OBJECTIVE: Whenever a line below holds the word "являются", copy that line.

========

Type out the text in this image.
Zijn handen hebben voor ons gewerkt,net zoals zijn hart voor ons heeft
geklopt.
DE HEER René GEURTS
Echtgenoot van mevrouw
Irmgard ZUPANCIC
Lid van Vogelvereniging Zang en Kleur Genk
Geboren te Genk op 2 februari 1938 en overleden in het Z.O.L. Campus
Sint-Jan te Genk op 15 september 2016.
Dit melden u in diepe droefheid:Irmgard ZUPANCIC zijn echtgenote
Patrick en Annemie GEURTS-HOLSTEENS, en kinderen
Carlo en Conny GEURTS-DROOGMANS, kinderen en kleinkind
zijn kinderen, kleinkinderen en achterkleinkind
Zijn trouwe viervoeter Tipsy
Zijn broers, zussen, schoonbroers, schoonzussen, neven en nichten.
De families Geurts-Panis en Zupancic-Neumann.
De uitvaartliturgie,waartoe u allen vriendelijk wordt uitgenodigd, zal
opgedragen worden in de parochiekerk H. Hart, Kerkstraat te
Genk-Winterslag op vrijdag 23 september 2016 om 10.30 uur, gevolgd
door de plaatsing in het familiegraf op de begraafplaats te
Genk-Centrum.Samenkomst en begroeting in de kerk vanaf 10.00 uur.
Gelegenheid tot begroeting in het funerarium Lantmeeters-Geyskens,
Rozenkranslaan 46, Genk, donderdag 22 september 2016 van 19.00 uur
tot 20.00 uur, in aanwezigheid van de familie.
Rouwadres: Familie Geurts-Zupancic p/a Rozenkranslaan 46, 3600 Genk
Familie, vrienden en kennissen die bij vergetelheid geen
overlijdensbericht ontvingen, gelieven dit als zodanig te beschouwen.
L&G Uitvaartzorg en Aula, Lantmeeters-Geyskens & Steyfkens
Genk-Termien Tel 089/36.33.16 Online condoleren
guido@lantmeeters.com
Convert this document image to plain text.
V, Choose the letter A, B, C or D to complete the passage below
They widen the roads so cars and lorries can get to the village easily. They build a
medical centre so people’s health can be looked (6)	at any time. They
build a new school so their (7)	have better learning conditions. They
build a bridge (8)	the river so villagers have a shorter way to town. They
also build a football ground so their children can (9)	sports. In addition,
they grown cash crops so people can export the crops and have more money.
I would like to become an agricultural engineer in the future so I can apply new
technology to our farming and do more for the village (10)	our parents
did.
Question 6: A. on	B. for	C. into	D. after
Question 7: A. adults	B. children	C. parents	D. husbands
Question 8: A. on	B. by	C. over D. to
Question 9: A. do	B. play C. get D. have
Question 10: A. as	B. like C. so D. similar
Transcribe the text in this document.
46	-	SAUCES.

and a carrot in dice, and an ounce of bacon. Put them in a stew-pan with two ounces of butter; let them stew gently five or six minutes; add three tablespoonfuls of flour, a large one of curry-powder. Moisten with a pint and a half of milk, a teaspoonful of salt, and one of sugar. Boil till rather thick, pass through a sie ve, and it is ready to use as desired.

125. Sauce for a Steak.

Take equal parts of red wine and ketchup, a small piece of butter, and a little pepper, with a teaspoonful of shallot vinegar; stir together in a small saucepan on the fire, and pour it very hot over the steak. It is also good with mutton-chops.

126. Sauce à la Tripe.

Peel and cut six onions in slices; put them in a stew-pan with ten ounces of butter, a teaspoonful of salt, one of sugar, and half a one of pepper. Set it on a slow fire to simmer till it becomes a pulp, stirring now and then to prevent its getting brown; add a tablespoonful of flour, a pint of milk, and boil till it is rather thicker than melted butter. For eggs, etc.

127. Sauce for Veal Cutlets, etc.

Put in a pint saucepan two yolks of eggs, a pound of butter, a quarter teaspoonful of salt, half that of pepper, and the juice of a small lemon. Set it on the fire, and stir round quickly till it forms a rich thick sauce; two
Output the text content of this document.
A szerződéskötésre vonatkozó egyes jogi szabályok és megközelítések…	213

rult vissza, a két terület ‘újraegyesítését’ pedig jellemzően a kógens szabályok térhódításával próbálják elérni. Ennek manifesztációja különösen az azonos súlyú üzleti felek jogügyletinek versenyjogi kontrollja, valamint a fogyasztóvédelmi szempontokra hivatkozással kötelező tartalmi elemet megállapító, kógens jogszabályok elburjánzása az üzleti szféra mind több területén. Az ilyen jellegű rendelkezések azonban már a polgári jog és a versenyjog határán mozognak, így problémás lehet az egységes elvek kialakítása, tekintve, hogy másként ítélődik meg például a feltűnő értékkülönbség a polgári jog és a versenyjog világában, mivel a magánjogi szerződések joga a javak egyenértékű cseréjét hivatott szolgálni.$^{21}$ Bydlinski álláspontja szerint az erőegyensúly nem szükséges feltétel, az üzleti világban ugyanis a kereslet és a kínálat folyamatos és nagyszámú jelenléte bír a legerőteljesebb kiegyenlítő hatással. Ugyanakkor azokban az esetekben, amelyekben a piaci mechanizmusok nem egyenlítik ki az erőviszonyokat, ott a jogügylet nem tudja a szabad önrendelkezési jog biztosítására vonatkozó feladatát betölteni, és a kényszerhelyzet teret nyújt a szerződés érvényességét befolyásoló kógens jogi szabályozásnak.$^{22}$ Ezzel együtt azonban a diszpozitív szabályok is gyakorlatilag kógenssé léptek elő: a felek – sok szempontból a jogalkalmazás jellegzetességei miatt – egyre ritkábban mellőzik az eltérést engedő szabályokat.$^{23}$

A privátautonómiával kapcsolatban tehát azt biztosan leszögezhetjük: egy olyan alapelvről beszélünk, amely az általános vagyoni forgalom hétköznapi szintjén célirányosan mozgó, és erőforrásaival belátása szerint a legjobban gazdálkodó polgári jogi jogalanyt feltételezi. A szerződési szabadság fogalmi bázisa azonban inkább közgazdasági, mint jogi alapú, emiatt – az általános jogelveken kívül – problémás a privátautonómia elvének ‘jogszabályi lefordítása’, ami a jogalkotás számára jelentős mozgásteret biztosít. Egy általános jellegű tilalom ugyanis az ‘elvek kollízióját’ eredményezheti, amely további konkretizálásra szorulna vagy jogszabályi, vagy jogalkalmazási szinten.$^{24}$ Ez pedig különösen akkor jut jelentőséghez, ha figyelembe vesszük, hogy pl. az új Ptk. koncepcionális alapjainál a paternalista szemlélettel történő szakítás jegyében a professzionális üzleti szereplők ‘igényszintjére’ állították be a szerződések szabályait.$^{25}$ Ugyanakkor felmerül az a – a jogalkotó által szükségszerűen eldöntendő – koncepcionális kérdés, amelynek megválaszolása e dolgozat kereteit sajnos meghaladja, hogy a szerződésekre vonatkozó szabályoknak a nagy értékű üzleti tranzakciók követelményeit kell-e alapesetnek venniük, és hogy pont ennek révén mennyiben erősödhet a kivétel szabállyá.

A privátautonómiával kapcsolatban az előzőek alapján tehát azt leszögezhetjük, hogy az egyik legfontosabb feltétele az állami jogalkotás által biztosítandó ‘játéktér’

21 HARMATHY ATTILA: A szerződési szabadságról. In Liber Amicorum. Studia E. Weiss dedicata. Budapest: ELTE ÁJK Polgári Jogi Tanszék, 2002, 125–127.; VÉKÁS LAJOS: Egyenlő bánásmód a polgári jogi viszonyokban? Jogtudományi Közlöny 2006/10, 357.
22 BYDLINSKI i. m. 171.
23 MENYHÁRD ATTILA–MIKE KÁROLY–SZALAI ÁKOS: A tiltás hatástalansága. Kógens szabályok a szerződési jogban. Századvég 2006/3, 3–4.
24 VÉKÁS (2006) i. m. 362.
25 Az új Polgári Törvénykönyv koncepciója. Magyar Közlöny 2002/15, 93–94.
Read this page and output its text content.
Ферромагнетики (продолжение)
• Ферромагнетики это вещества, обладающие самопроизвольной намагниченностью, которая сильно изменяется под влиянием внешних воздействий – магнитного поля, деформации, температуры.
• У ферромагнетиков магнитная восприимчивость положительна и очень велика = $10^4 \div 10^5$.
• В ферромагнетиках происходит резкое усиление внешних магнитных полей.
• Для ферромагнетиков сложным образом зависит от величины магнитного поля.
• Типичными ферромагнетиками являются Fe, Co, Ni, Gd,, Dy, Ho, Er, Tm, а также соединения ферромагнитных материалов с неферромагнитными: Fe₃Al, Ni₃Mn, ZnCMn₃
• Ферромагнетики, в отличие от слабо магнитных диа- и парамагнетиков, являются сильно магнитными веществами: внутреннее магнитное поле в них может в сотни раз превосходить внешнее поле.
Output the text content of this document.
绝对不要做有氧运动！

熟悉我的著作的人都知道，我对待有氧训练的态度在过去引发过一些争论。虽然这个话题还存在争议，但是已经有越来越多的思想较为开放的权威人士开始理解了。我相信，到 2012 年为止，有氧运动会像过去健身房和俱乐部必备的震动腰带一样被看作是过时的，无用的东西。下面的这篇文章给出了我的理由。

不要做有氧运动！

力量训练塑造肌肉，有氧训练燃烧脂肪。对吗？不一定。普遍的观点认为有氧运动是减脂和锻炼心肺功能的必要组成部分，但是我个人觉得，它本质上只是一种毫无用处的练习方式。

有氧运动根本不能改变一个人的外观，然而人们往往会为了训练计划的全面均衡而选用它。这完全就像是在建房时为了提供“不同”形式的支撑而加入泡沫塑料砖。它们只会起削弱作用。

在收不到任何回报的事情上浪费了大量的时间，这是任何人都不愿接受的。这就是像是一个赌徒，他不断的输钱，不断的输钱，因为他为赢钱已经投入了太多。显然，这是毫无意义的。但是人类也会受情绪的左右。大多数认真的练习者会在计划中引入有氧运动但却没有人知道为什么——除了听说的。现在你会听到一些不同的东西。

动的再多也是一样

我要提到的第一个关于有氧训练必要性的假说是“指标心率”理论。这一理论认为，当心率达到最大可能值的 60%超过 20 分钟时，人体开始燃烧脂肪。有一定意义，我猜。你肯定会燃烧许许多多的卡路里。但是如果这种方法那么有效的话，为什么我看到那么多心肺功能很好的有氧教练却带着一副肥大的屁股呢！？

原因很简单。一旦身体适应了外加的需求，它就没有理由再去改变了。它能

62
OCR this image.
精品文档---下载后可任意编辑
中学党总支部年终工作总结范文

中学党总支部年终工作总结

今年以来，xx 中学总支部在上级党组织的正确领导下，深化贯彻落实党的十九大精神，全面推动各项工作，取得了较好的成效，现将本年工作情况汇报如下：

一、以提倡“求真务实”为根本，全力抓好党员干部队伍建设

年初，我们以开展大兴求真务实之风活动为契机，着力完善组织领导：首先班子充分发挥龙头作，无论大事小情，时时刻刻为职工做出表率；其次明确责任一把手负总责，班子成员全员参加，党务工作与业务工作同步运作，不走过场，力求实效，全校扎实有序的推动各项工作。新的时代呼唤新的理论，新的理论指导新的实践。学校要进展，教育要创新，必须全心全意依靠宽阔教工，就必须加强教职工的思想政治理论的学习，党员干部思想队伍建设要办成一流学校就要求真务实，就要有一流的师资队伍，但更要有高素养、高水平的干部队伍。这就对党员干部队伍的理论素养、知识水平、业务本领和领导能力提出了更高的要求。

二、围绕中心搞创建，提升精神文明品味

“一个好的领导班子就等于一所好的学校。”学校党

========

REPLY TO THE EXERCISE:
• Типичными ферромагнетиками являются Fe, Co, Ni, Gd,, Dy, Ho, Er, Tm, а также соединения ферромагнитных материалов с неферромагнитными: Fe₃Al, Ni₃Mn, ZnCMn₃
• Ферромагнетики, в отличие от слабо магнитных диа- и парамагнетиков, являются сильно магнитными веществами: внутреннее магнитное поле в них может в сотни раз превосходить внешнее поле.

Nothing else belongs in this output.